• **What is expected**: Pull out every line from the listing that has the word "section".

#### Dataset rows ####

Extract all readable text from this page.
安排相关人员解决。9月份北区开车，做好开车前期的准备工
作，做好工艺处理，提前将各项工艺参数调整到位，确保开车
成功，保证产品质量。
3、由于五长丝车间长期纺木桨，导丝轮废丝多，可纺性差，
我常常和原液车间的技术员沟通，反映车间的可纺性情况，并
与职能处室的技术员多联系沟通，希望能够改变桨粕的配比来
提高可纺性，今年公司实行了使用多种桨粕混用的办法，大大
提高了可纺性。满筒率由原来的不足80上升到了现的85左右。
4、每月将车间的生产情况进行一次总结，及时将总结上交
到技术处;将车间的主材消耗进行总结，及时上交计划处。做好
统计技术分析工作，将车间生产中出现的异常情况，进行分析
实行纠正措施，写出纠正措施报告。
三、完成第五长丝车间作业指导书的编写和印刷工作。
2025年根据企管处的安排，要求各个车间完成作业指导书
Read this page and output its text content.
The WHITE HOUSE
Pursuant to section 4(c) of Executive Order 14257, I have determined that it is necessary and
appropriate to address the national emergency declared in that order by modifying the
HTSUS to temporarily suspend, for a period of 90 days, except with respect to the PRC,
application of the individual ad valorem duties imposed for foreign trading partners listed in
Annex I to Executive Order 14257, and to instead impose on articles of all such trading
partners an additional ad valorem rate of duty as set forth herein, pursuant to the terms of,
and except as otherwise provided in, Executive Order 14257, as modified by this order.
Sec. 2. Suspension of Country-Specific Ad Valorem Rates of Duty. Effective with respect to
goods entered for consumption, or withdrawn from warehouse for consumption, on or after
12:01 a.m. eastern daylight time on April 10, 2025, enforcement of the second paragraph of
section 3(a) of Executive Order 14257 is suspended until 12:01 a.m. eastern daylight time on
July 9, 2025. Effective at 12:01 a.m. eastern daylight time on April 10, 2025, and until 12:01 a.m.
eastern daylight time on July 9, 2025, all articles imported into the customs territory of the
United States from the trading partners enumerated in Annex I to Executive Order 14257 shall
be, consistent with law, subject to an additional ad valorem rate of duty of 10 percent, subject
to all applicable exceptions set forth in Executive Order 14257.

####

• **Output**:
Pursuant to section 4(c) of Executive Order 14257, I have determined that it is necessary and
section 3(a) of Executive Order 14257 is suspended until 12:01 a.m. eastern daylight time on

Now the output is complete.